### GIVEN EXERCISE 1
From the forum thread on Rust Arrow crates, repeat everything from "Have you any" down to "any other language.)".
### GIVEN EXERCISE 2
In the forum thread on Rust Arrow crates, which implementation did the team in the second reply choose?
### GIVEN EXERCISE 3
Using the forum thread on Rust Arrow crates, decide whether each statement agrees with it: (a) the official crates are part of the Apache Arrow project; (b) the person who started the thread has used Arrow in another language; (c) the final reply advises against trying both implementations. Answer yes or no for each and quote the deciding words.

Arrow/parquet: official vs *2

The crates

are the official Rust implementations which are part of the Apache Arrow project. There are also these

Have you any experience relevant to helping decide which implementations to use when trying to explore arrow-based technologies in Rust? (I have no previous Arrow experience in any other language.)

When I used it, the API for the official Rust implementation didn't feel like idiomatic Rust, while arrow2 was a lot nicer to use.

It's been about 7 months since then though, so I can't tell you exactly which bits felt unidiomatic.

1 Like

We chose arrow2 and it definitely feels a lot more like I'm using a Rust library. No idea if the official one is getting better, but it was quite bad at the time we chose to switch. (like direct calling malloc and not handling malloc returning nullptr, abusing transmute etc.

2 Likes

There has been a conscious effort to port many of the great ideas from arrow2/parquet2 across over the last year, so I would encourage you to try both out and make your own judgement.

### EXTRACTED RECORDS
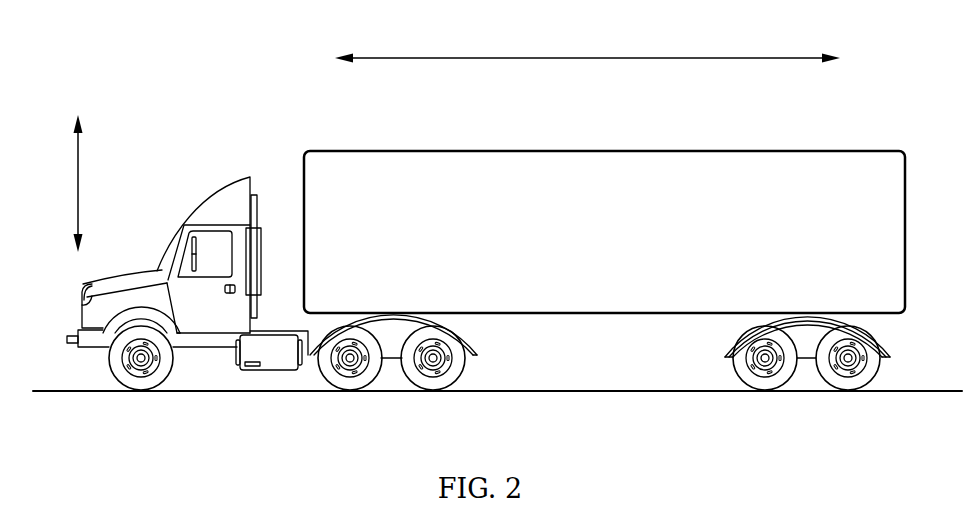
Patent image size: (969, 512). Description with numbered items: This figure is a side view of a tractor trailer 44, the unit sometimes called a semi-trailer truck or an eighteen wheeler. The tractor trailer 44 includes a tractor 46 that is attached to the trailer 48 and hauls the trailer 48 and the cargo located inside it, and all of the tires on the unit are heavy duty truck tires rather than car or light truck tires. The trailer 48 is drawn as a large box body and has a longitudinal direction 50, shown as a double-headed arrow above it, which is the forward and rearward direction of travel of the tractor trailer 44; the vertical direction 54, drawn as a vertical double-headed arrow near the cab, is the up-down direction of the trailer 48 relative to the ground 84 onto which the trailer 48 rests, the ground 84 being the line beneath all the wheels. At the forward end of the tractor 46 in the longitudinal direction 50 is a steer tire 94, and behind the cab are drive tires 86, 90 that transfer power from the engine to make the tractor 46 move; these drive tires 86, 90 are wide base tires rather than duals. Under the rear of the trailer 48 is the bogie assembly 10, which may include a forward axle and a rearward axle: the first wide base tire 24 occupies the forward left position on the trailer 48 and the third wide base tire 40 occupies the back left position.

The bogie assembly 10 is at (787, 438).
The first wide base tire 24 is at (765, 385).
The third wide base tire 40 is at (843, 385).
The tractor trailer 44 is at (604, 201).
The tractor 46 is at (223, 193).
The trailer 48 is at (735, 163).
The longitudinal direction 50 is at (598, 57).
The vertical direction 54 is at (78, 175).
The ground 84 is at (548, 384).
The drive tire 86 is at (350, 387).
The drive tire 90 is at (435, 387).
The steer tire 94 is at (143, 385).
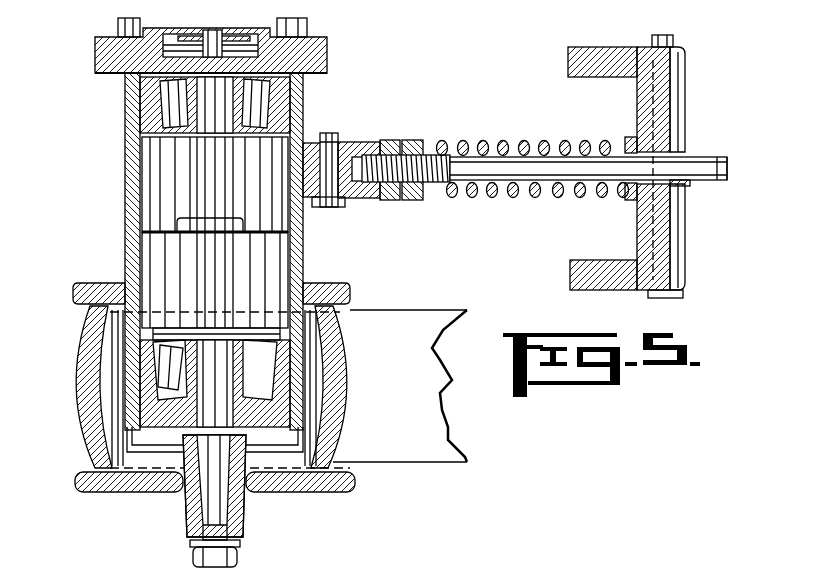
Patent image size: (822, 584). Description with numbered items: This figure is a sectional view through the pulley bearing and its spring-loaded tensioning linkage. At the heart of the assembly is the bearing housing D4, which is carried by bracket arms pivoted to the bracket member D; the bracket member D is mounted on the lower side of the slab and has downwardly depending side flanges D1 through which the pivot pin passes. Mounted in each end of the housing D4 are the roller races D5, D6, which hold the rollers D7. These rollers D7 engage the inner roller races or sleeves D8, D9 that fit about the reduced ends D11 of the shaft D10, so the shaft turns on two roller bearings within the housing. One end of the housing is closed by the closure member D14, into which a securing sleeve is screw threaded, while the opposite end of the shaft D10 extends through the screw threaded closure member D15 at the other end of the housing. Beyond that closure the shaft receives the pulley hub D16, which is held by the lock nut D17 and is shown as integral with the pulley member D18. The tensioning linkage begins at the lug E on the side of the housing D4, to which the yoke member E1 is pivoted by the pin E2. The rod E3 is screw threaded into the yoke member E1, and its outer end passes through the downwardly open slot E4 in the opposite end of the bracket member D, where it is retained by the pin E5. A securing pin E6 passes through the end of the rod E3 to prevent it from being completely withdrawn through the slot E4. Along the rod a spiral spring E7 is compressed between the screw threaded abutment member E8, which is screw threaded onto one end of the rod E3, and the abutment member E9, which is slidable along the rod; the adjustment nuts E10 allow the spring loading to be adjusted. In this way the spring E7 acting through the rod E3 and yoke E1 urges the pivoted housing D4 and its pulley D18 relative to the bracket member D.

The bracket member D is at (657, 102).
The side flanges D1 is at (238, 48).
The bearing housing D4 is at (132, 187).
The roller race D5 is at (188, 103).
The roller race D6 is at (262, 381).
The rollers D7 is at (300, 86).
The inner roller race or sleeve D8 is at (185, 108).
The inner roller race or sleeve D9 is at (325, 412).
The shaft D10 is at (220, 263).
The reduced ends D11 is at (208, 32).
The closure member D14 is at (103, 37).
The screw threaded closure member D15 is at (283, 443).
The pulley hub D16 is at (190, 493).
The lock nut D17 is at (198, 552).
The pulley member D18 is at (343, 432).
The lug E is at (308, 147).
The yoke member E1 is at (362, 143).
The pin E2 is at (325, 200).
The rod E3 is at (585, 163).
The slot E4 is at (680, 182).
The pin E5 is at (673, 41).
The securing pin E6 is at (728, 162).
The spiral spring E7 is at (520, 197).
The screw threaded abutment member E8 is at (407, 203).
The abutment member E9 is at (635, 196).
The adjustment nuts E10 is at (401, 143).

### TASK SOLUTION 1
Have you any experience relevant to helping decide which implementations to use when trying to explore arrow-based technologies in Rust? (I have no previous Arrow experience in any other language.)

### TASK SOLUTION 2
arrow2

### TASK SOLUTION 3
(a) Yes: "are the official Rust implementations which are part of the Apache Arrow project"
(b) No: "I have no previous Arrow experience in any other language."
(c) No: "I would encourage you to try both out and make your own judgement."